◆ **Request**: Output the material beneath this task exactly, images excluded.

--- Start of Extracted information ---

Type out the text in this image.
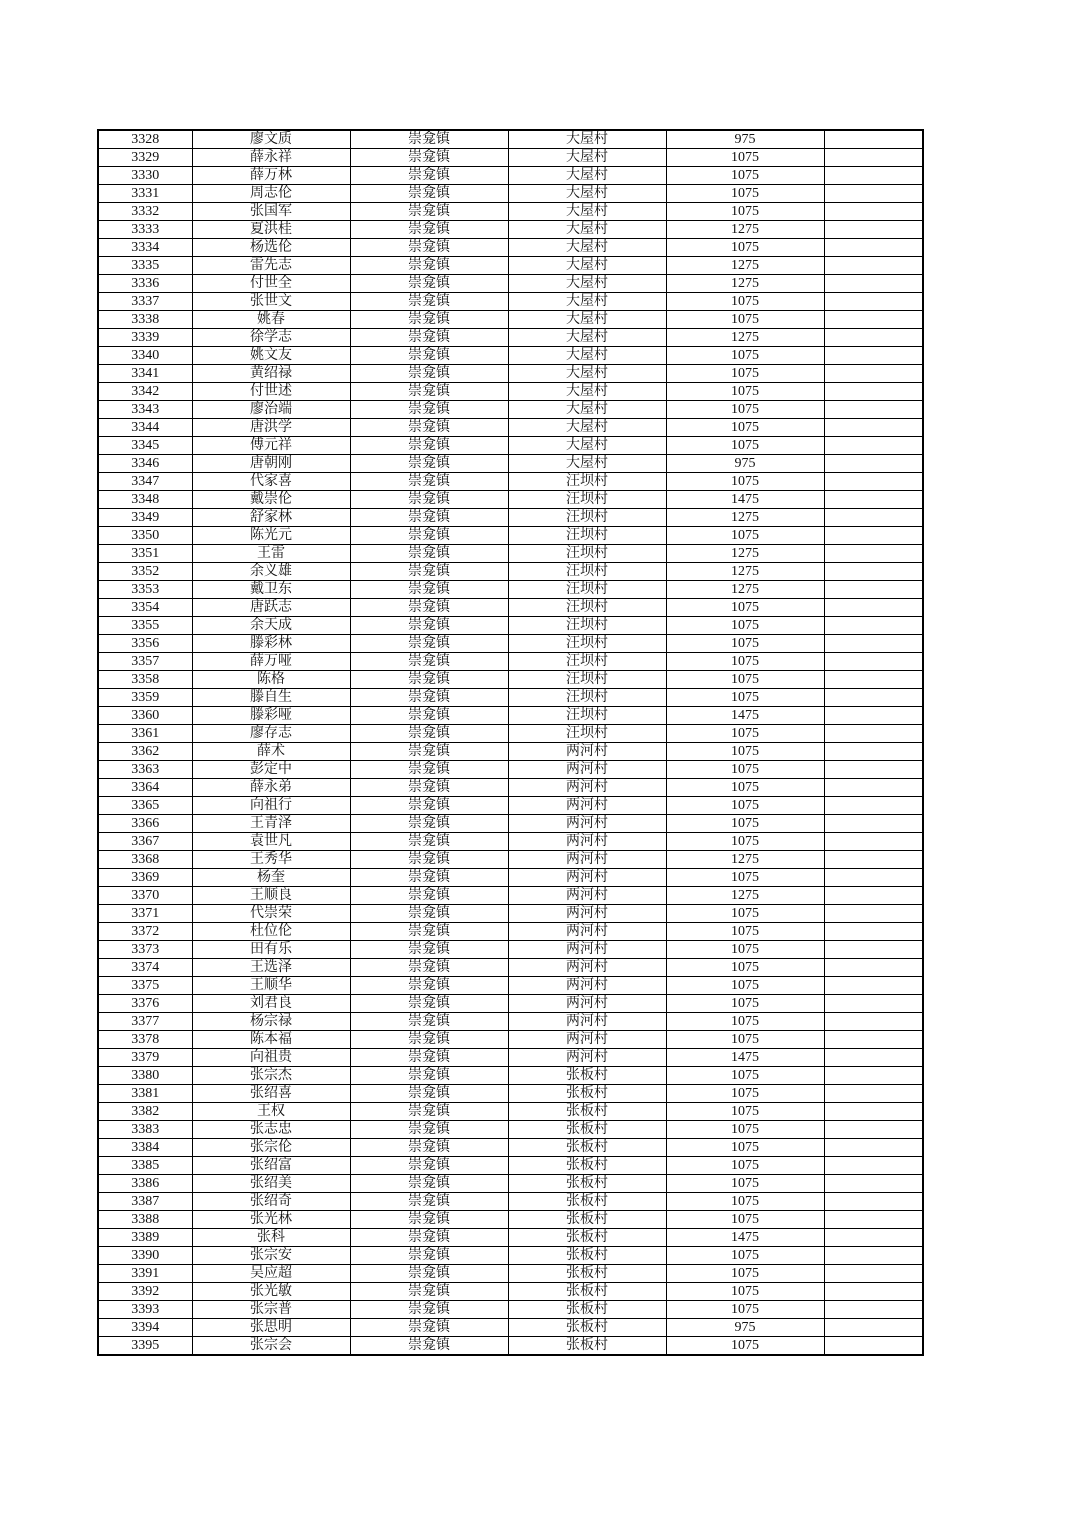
3328	廖文质	崇龛镇	大屋村	975	
3329	薛永祥	崇龛镇	大屋村	1075	
3330	薛万林	崇龛镇	大屋村	1075	
3331	周志伦	崇龛镇	大屋村	1075	
3332	张国军	崇龛镇	大屋村	1075	
3333	夏洪桂	崇龛镇	大屋村	1275	
3334	杨选伦	崇龛镇	大屋村	1075	
3335	雷先志	崇龛镇	大屋村	1275	
3336	付世全	崇龛镇	大屋村	1275	
3337	张世文	崇龛镇	大屋村	1075	
3338	姚春	崇龛镇	大屋村	1075	
3339	徐学志	崇龛镇	大屋村	1275	
3340	姚文友	崇龛镇	大屋村	1075	
3341	黄绍禄	崇龛镇	大屋村	1075	
3342	付世述	崇龛镇	大屋村	1075	
3343	廖治端	崇龛镇	大屋村	1075	
3344	唐洪学	崇龛镇	大屋村	1075	
3345	傅元祥	崇龛镇	大屋村	1075	
3346	唐朝刚	崇龛镇	大屋村	975	
3347	代家喜	崇龛镇	汪坝村	1075	
3348	戴崇伦	崇龛镇	汪坝村	1475	
3349	舒家林	崇龛镇	汪坝村	1275	
3350	陈光元	崇龛镇	汪坝村	1075	
3351	王雷	崇龛镇	汪坝村	1275	
3352	余义雄	崇龛镇	汪坝村	1275	
3353	戴卫东	崇龛镇	汪坝村	1275	
3354	唐跃志	崇龛镇	汪坝村	1075	
3355	余天成	崇龛镇	汪坝村	1075	
3356	滕彩林	崇龛镇	汪坝村	1075	
3357	薛万哑	崇龛镇	汪坝村	1075	
3358	陈格	崇龛镇	汪坝村	1075	
3359	滕自生	崇龛镇	汪坝村	1075	
3360	滕彩哑	崇龛镇	汪坝村	1475	
3361	廖存志	崇龛镇	汪坝村	1075	
3362	薛术	崇龛镇	两河村	1075	
3363	彭定中	崇龛镇	两河村	1075	
3364	薛永弟	崇龛镇	两河村	1075	
3365	向祖行	崇龛镇	两河村	1075	
3366	王青泽	崇龛镇	两河村	1075	
3367	袁世凡	崇龛镇	两河村	1075	
3368	王秀华	崇龛镇	两河村	1275	
3369	杨奎	崇龛镇	两河村	1075	
3370	王顺良	崇龛镇	两河村	1275	
3371	代崇荣	崇龛镇	两河村	1075	
3372	杜位伦	崇龛镇	两河村	1075	
3373	田有乐	崇龛镇	两河村	1075	
3374	王选泽	崇龛镇	两河村	1075	
3375	王顺华	崇龛镇	两河村	1075	
3376	刘君良	崇龛镇	两河村	1075	
3377	杨宗禄	崇龛镇	两河村	1075	
3378	陈本福	崇龛镇	两河村	1075	
3379	向祖贵	崇龛镇	两河村	1475	
3380	张宗杰	崇龛镇	张板村	1075	
3381	张绍喜	崇龛镇	张板村	1075	
3382	王权	崇龛镇	张板村	1075	
3383	张志忠	崇龛镇	张板村	1075	
3384	张宗伦	崇龛镇	张板村	1075	
3385	张绍富	崇龛镇	张板村	1075	
3386	张绍美	崇龛镇	张板村	1075	
3387	张绍奇	崇龛镇	张板村	1075	
3388	张光林	崇龛镇	张板村	1075	
3389	张科	崇龛镇	张板村	1475	
3390	张宗安	崇龛镇	张板村	1075	
3391	吴应超	崇龛镇	张板村	1075	
3392	张光敏	崇龛镇	张板村	1075	
3393	张宗普	崇龛镇	张板村	1075	
3394	张思明	崇龛镇	张板村	975	
3395	张宗会	崇龛镇	张板村	1075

--- End of Extracted information ---

◆ **Result of this task**:
Type out the text in this image.
3328	廖文质	崇龛镇	大屋村	975	
3329	薛永祥	崇龛镇	大屋村	1075	
3330	薛万林	崇龛镇	大屋村	1075	
3331	周志伦	崇龛镇	大屋村	1075	
3332	张国军	崇龛镇	大屋村	1075	
3333	夏洪桂	崇龛镇	大屋村	1275	
3334	杨选伦	崇龛镇	大屋村	1075	
3335	雷先志	崇龛镇	大屋村	1275	
3336	付世全	崇龛镇	大屋村	1275	
3337	张世文	崇龛镇	大屋村	1075	
3338	姚春	崇龛镇	大屋村	1075	
3339	徐学志	崇龛镇	大屋村	1275	
3340	姚文友	崇龛镇	大屋村	1075	
3341	黄绍禄	崇龛镇	大屋村	1075	
3342	付世述	崇龛镇	大屋村	1075	
3343	廖治端	崇龛镇	大屋村	1075	
3344	唐洪学	崇龛镇	大屋村	1075	
3345	傅元祥	崇龛镇	大屋村	1075	
3346	唐朝刚	崇龛镇	大屋村	975	
3347	代家喜	崇龛镇	汪坝村	1075	
3348	戴崇伦	崇龛镇	汪坝村	1475	
3349	舒家林	崇龛镇	汪坝村	1275	
3350	陈光元	崇龛镇	汪坝村	1075	
3351	王雷	崇龛镇	汪坝村	1275	
3352	余义雄	崇龛镇	汪坝村	1275	
3353	戴卫东	崇龛镇	汪坝村	1275	
3354	唐跃志	崇龛镇	汪坝村	1075	
3355	余天成	崇龛镇	汪坝村	1075	
3356	滕彩林	崇龛镇	汪坝村	1075	
3357	薛万哑	崇龛镇	汪坝村	1075	
3358	陈格	崇龛镇	汪坝村	1075	
3359	滕自生	崇龛镇	汪坝村	1075	
3360	滕彩哑	崇龛镇	汪坝村	1475	
3361	廖存志	崇龛镇	汪坝村	1075	
3362	薛术	崇龛镇	两河村	1075	
3363	彭定中	崇龛镇	两河村	1075	
3364	薛永弟	崇龛镇	两河村	1075	
3365	向祖行	崇龛镇	两河村	1075	
3366	王青泽	崇龛镇	两河村	1075	
3367	袁世凡	崇龛镇	两河村	1075	
3368	王秀华	崇龛镇	两河村	1275	
3369	杨奎	崇龛镇	两河村	1075	
3370	王顺良	崇龛镇	两河村	1275	
3371	代崇荣	崇龛镇	两河村	1075	
3372	杜位伦	崇龛镇	两河村	1075	
3373	田有乐	崇龛镇	两河村	1075	
3374	王选泽	崇龛镇	两河村	1075	
3375	王顺华	崇龛镇	两河村	1075	
3376	刘君良	崇龛镇	两河村	1075	
3377	杨宗禄	崇龛镇	两河村	1075	
3378	陈本福	崇龛镇	两河村	1075	
3379	向祖贵	崇龛镇	两河村	1475	
3380	张宗杰	崇龛镇	张板村	1075	
3381	张绍喜	崇龛镇	张板村	1075	
3382	王权	崇龛镇	张板村	1075	
3383	张志忠	崇龛镇	张板村	1075	
3384	张宗伦	崇龛镇	张板村	1075	
3385	张绍富	崇龛镇	张板村	1075	
3386	张绍美	崇龛镇	张板村	1075	
3387	张绍奇	崇龛镇	张板村	1075	
3388	张光林	崇龛镇	张板村	1075	
3389	张科	崇龛镇	张板村	1475	
3390	张宗安	崇龛镇	张板村	1075	
3391	吴应超	崇龛镇	张板村	1075	
3392	张光敏	崇龛镇	张板村	1075	
3393	张宗普	崇龛镇	张板村	1075	
3394	张思明	崇龛镇	张板村	975	
3395	张宗会	崇龛镇	张板村	1075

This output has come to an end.